-- begin RECORDED DATA --

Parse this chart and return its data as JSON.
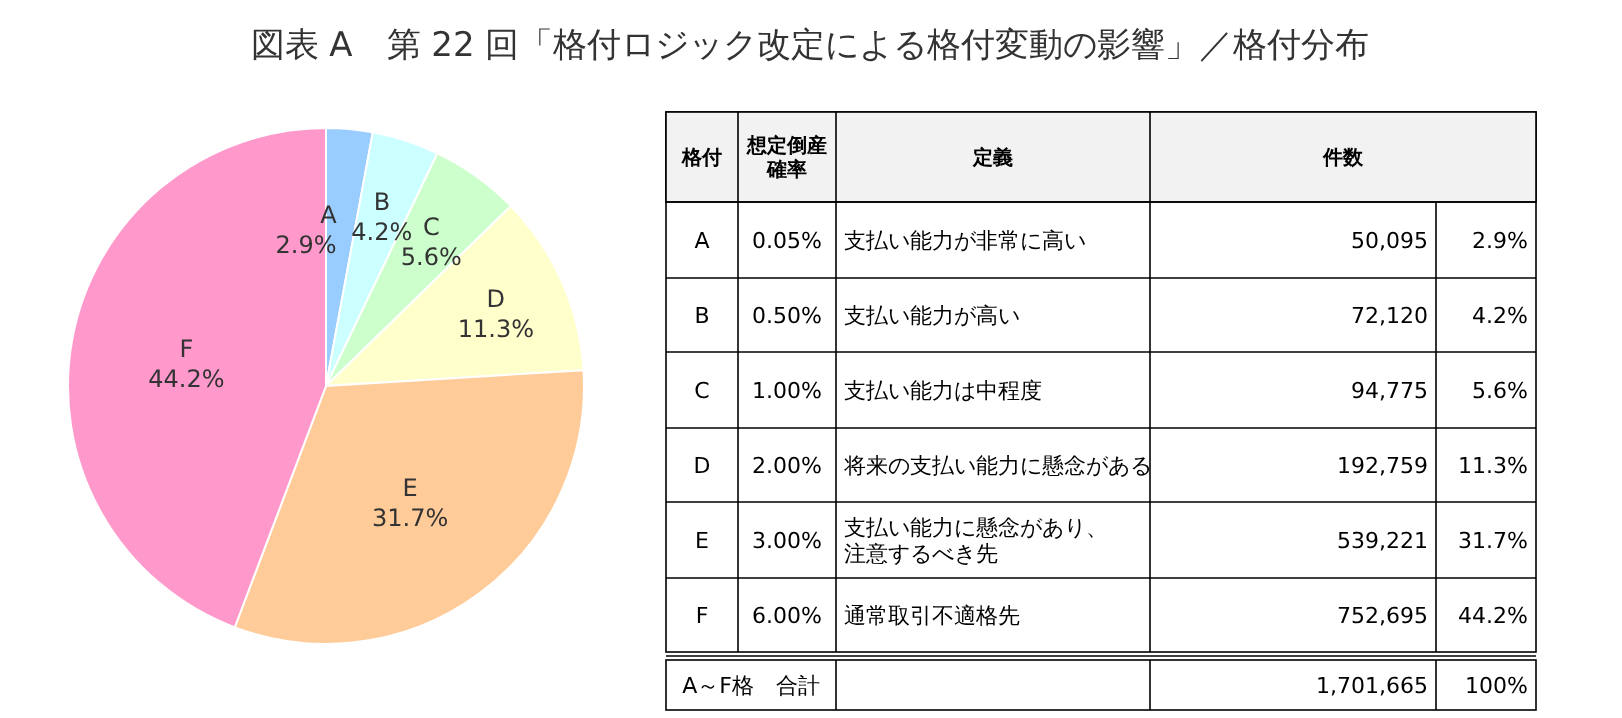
{
  "chart_data": [
    {
      "type": "pie",
      "title": "図表 A　第 22 回「格付ロジック改定による格付変動の影響」／格付分布",
      "categories": [
        "A",
        "B",
        "C",
        "D",
        "E",
        "F"
      ],
      "values": [
        2.9,
        4.2,
        5.6,
        11.3,
        31.7,
        44.2
      ],
      "colors": [
        "#99ccff",
        "#ccffff",
        "#ccffcc",
        "#ffffcc",
        "#ffcc99",
        "#ff99cc"
      ],
      "value_labels": [
        "2.9%",
        "4.2%",
        "5.6%",
        "11.3%",
        "31.7%",
        "44.2%"
      ]
    },
    {
      "type": "other",
      "annotations": [
        "格付",
        "想定倒産確率",
        "定義",
        "件数",
        "A",
        "0.05%",
        "支払い能力が非常に高い",
        "50,095",
        "2.9%",
        "B",
        "0.50%",
        "支払い能力が高い",
        "72,120",
        "4.2%",
        "C",
        "1.00%",
        "支払い能力は中程度",
        "94,775",
        "5.6%",
        "D",
        "2.00%",
        "将来の支払い能力に懸念がある",
        "192,759",
        "11.3%",
        "E",
        "3.00%",
        "支払い能力に懸念があり、注意するべき先",
        "539,221",
        "31.7%",
        "F",
        "6.00%",
        "通常取引不適格先",
        "752,695",
        "44.2%",
        "A～F格　合計",
        "1,701,665",
        "100%"
      ]
    }
  ]
}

-- end RECORDED DATA --

- SHORT TASK: Restate each entry word for word, please, but drop any images it holds.

- EXERCISE RESULT:
Parse this chart and return its data as JSON.
{
  "chart_data": [
    {
      "type": "pie",
      "title": "図表 A　第 22 回「格付ロジック改定による格付変動の影響」／格付分布",
      "categories": [
        "A",
        "B",
        "C",
        "D",
        "E",
        "F"
      ],
      "values": [
        2.9,
        4.2,
        5.6,
        11.3,
        31.7,
        44.2
      ],
      "colors": [
        "#99ccff",
        "#ccffff",
        "#ccffcc",
        "#ffffcc",
        "#ffcc99",
        "#ff99cc"
      ],
      "value_labels": [
        "2.9%",
        "4.2%",
        "5.6%",
        "11.3%",
        "31.7%",
        "44.2%"
      ]
    },
    {
      "type": "other",
      "annotations": [
        "格付",
        "想定倒産確率",
        "定義",
        "件数",
        "A",
        "0.05%",
        "支払い能力が非常に高い",
        "50,095",
        "2.9%",
        "B",
        "0.50%",
        "支払い能力が高い",
        "72,120",
        "4.2%",
        "C",
        "1.00%",
        "支払い能力は中程度",
        "94,775",
        "5.6%",
        "D",
        "2.00%",
        "将来の支払い能力に懸念がある",
        "192,759",
        "11.3%",
        "E",
        "3.00%",
        "支払い能力に懸念があり、注意するべき先",
        "539,221",
        "31.7%",
        "F",
        "6.00%",
        "通常取引不適格先",
        "752,695",
        "44.2%",
        "A～F格　合計",
        "1,701,665",
        "100%"
      ]
    }
  ]
}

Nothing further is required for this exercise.